= YOUR GOAL =
Can all of these lines be returned exactly?

****

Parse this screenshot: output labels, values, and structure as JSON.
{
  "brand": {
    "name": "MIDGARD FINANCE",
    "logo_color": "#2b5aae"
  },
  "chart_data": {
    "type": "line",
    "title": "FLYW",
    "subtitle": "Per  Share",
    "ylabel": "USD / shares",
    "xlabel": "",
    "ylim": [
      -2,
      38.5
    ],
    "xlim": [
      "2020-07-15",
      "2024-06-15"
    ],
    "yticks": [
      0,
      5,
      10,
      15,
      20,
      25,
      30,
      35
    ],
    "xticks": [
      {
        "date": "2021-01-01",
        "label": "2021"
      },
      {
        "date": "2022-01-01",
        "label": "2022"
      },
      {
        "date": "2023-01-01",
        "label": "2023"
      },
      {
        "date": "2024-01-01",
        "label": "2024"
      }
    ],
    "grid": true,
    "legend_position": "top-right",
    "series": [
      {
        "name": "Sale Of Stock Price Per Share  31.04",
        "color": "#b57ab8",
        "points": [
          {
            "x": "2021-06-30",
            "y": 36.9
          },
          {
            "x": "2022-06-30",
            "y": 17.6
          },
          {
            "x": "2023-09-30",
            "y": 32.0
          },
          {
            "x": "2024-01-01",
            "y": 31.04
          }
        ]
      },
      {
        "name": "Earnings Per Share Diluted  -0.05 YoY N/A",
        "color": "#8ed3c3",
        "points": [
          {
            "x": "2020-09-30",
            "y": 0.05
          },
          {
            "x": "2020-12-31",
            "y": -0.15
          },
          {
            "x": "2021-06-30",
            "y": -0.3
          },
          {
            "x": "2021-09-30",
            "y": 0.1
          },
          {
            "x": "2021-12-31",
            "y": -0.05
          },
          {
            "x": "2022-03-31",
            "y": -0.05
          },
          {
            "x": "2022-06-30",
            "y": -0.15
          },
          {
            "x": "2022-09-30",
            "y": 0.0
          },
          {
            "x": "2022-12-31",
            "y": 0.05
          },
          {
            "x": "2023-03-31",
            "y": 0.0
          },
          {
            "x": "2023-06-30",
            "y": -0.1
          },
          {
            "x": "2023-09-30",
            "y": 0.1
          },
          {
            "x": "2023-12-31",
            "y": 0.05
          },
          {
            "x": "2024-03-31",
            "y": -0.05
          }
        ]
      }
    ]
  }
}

****

= EXERCISE RESPONSE =
Parse this screenshot: output labels, values, and structure as JSON.
{
  "brand": {
    "name": "MIDGARD FINANCE",
    "logo_color": "#2b5aae"
  },
  "chart_data": {
    "type": "line",
    "title": "FLYW",
    "subtitle": "Per  Share",
    "ylabel": "USD / shares",
    "xlabel": "",
    "ylim": [
      -2,
      38.5
    ],
    "xlim": [
      "2020-07-15",
      "2024-06-15"
    ],
    "yticks": [
      0,
      5,
      10,
      15,
      20,
      25,
      30,
      35
    ],
    "xticks": [
      {
        "date": "2021-01-01",
        "label": "2021"
      },
      {
        "date": "2022-01-01",
        "label": "2022"
      },
      {
        "date": "2023-01-01",
        "label": "2023"
      },
      {
        "date": "2024-01-01",
        "label": "2024"
      }
    ],
    "grid": true,
    "legend_position": "top-right",
    "series": [
      {
        "name": "Sale Of Stock Price Per Share  31.04",
        "color": "#b57ab8",
        "points": [
          {
            "x": "2021-06-30",
            "y": 36.9
          },
          {
            "x": "2022-06-30",
            "y": 17.6
          },
          {
            "x": "2023-09-30",
            "y": 32.0
          },
          {
            "x": "2024-01-01",
            "y": 31.04
          }
        ]
      },
      {
        "name": "Earnings Per Share Diluted  -0.05 YoY N/A",
        "color": "#8ed3c3",
        "points": [
          {
            "x": "2020-09-30",
            "y": 0.05
          },
          {
            "x": "2020-12-31",
            "y": -0.15
          },
          {
            "x": "2021-06-30",
            "y": -0.3
          },
          {
            "x": "2021-09-30",
            "y": 0.1
          },
          {
            "x": "2021-12-31",
            "y": -0.05
          },
          {
            "x": "2022-03-31",
            "y": -0.05
          },
          {
            "x": "2022-06-30",
            "y": -0.15
          },
          {
            "x": "2022-09-30",
            "y": 0.0
          },
          {
            "x": "2022-12-31",
            "y": 0.05
          },
          {
            "x": "2023-03-31",
            "y": 0.0
          },
          {
            "x": "2023-06-30",
            "y": -0.1
          },
          {
            "x": "2023-09-30",
            "y": 0.1
          },
          {
            "x": "2023-12-31",
            "y": 0.05
          },
          {
            "x": "2024-03-31",
            "y": -0.05
          }
        ]
      }
    ]
  }
}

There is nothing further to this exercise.